** begin AVAILABLE DATA **

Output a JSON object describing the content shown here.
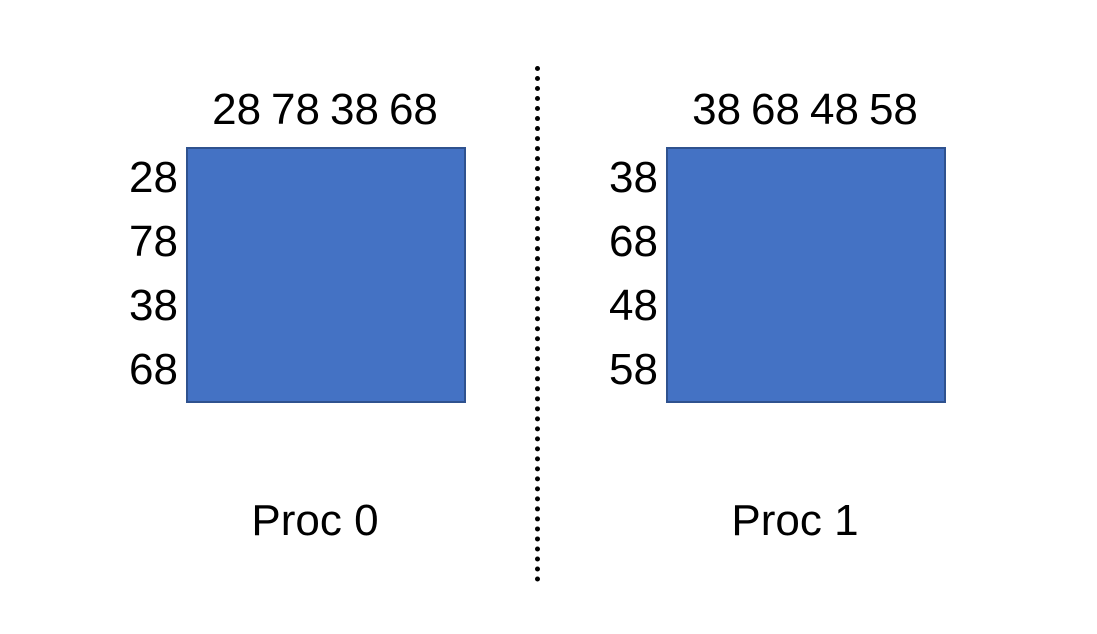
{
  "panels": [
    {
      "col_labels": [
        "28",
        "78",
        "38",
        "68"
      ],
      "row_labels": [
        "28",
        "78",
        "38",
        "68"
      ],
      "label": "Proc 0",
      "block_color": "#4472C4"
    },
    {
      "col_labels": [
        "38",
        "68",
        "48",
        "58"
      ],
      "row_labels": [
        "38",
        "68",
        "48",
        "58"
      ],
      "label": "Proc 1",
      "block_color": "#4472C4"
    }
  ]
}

** end AVAILABLE DATA **

PROBLEM DETAILS:
Drop the images and repeat the data exactly.

RESULT OF THIS EXERCISE:
Output a JSON object describing the content shown here.
{
  "panels": [
    {
      "col_labels": [
        "28",
        "78",
        "38",
        "68"
      ],
      "row_labels": [
        "28",
        "78",
        "38",
        "68"
      ],
      "label": "Proc 0",
      "block_color": "#4472C4"
    },
    {
      "col_labels": [
        "38",
        "68",
        "48",
        "58"
      ],
      "row_labels": [
        "38",
        "68",
        "48",
        "58"
      ],
      "label": "Proc 1",
      "block_color": "#4472C4"
    }
  ]
}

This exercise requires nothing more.